** Task objective **
In the listing below, locate the lines that hold the string "fimplex". Copy those lines.

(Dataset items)
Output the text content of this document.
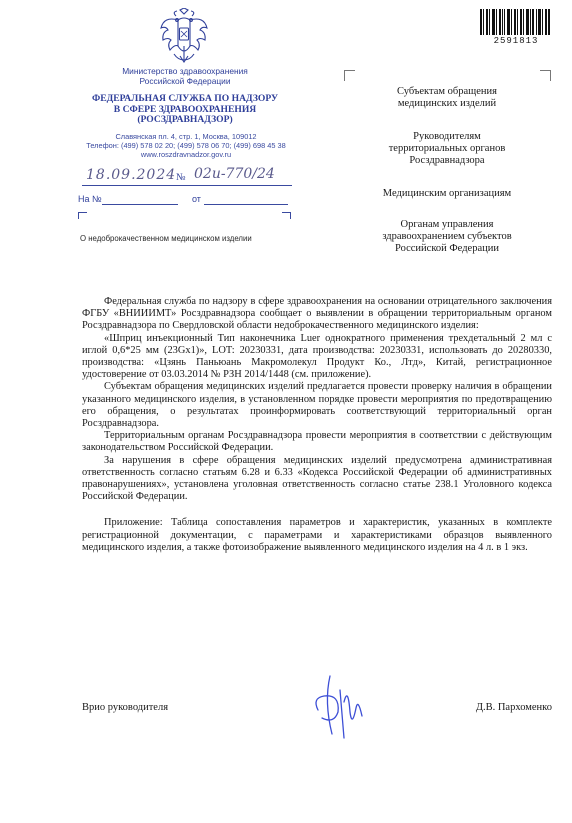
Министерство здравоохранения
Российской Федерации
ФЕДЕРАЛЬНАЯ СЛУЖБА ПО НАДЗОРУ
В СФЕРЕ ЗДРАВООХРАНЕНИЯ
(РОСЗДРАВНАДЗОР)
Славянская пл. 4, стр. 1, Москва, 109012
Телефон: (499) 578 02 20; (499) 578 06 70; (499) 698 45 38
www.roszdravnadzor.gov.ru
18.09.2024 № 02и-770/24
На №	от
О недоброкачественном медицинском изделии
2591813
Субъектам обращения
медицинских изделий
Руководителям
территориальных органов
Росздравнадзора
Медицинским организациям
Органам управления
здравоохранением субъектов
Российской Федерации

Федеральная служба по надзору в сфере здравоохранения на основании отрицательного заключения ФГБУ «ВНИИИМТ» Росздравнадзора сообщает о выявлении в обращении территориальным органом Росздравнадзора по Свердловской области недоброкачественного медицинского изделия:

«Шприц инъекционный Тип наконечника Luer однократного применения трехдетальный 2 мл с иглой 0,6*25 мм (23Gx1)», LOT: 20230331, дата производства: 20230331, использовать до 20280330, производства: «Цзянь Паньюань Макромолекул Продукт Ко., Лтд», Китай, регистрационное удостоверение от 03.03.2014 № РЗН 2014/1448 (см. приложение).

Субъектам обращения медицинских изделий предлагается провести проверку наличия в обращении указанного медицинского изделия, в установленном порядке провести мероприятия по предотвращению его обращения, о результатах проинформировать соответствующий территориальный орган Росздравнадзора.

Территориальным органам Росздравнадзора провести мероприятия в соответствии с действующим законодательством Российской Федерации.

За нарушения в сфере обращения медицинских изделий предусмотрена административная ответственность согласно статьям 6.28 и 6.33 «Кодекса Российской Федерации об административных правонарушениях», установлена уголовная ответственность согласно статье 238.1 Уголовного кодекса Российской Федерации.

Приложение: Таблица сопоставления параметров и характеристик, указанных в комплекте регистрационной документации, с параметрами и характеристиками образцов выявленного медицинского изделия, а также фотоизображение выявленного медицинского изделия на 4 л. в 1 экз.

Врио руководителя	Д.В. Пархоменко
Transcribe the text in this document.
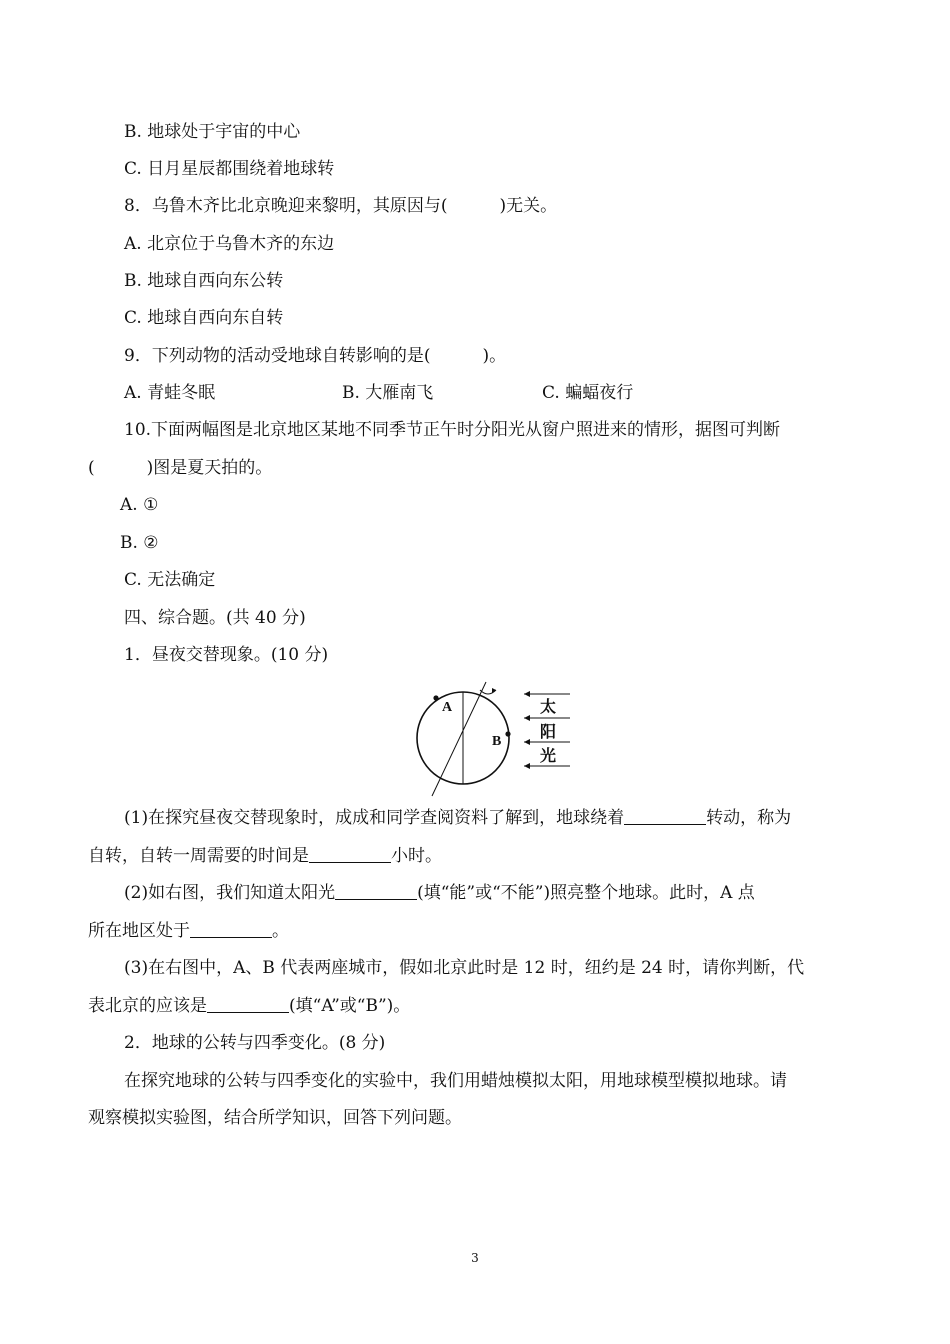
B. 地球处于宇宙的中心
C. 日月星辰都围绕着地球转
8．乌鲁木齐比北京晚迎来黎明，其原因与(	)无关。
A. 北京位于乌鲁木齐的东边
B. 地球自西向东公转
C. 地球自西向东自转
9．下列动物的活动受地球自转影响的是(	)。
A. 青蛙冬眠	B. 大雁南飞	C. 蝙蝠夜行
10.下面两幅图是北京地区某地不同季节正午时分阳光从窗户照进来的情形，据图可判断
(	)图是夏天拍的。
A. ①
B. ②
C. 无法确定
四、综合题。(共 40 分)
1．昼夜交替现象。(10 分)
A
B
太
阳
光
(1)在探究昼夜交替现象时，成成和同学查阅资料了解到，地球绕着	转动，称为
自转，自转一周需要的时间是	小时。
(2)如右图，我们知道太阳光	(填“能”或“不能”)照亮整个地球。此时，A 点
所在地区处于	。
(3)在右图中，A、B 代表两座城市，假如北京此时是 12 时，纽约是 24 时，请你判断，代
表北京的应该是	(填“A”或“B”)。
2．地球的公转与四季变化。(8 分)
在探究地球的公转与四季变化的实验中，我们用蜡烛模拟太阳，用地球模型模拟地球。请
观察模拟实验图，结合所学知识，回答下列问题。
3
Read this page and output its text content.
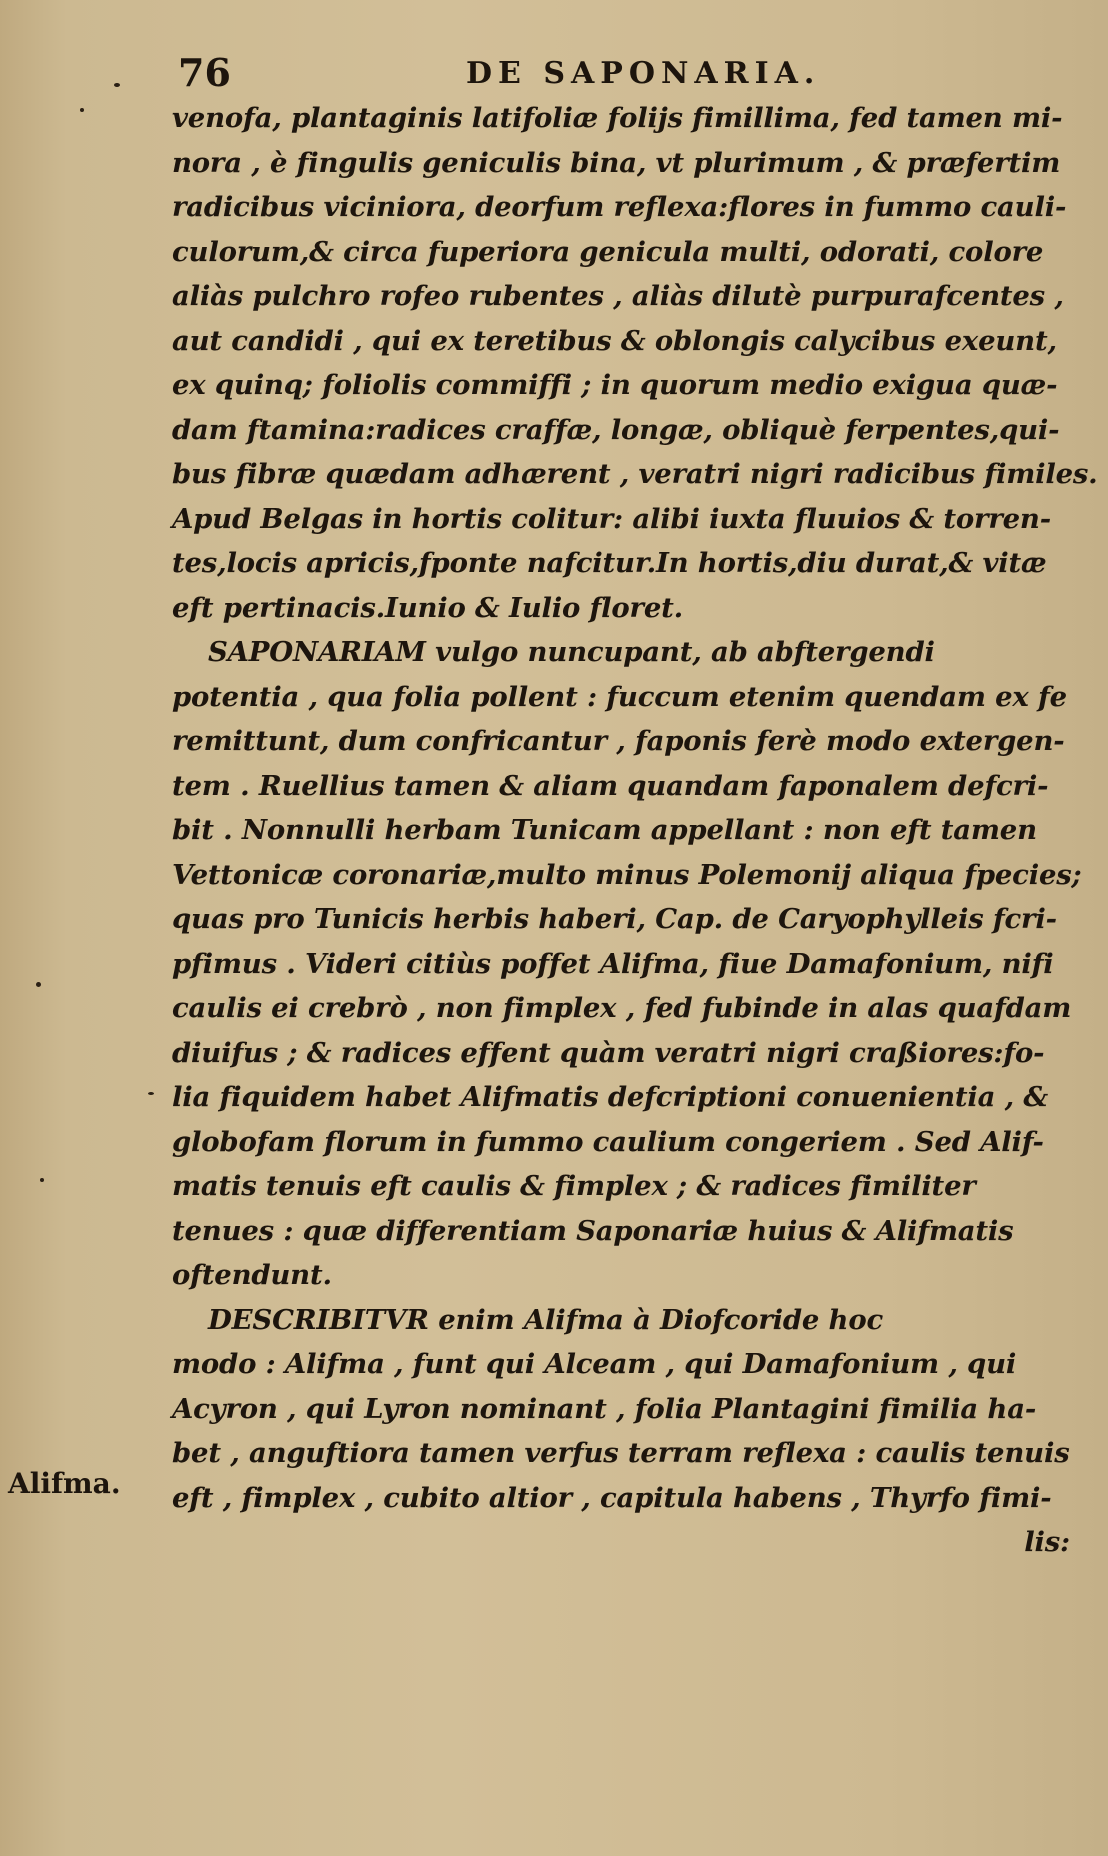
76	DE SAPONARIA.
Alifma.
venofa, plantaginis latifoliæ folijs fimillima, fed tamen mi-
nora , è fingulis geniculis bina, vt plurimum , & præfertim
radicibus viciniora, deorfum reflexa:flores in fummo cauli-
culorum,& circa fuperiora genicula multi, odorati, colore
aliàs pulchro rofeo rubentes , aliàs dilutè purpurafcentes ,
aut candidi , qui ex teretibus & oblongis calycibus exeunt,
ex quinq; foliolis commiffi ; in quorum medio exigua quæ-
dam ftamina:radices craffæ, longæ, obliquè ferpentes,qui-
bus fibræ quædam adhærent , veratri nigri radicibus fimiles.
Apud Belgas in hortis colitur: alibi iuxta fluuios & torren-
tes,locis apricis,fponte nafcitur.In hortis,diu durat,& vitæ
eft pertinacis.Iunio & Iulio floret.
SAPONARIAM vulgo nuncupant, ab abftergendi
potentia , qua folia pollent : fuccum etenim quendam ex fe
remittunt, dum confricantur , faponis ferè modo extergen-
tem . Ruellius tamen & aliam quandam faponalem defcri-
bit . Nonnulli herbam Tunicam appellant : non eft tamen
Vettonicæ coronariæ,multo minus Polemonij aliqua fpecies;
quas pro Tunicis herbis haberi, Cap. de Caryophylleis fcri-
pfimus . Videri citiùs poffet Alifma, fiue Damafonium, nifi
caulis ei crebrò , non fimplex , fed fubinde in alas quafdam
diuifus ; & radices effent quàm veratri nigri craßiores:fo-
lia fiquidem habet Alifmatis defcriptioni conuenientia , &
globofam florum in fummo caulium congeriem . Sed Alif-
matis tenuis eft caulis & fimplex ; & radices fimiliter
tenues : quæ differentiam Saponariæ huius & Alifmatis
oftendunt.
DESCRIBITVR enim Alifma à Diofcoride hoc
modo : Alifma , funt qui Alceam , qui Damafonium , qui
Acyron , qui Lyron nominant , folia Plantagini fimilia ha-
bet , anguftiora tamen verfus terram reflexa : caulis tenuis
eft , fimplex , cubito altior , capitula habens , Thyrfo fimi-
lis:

** Answer for this exercise **
caulis ei crebrò , non fimplex , fed fubinde in alas quafdam
matis tenuis eft caulis & fimplex ; & radices fimiliter
eft , fimplex , cubito altior , capitula habens , Thyrfo fimi-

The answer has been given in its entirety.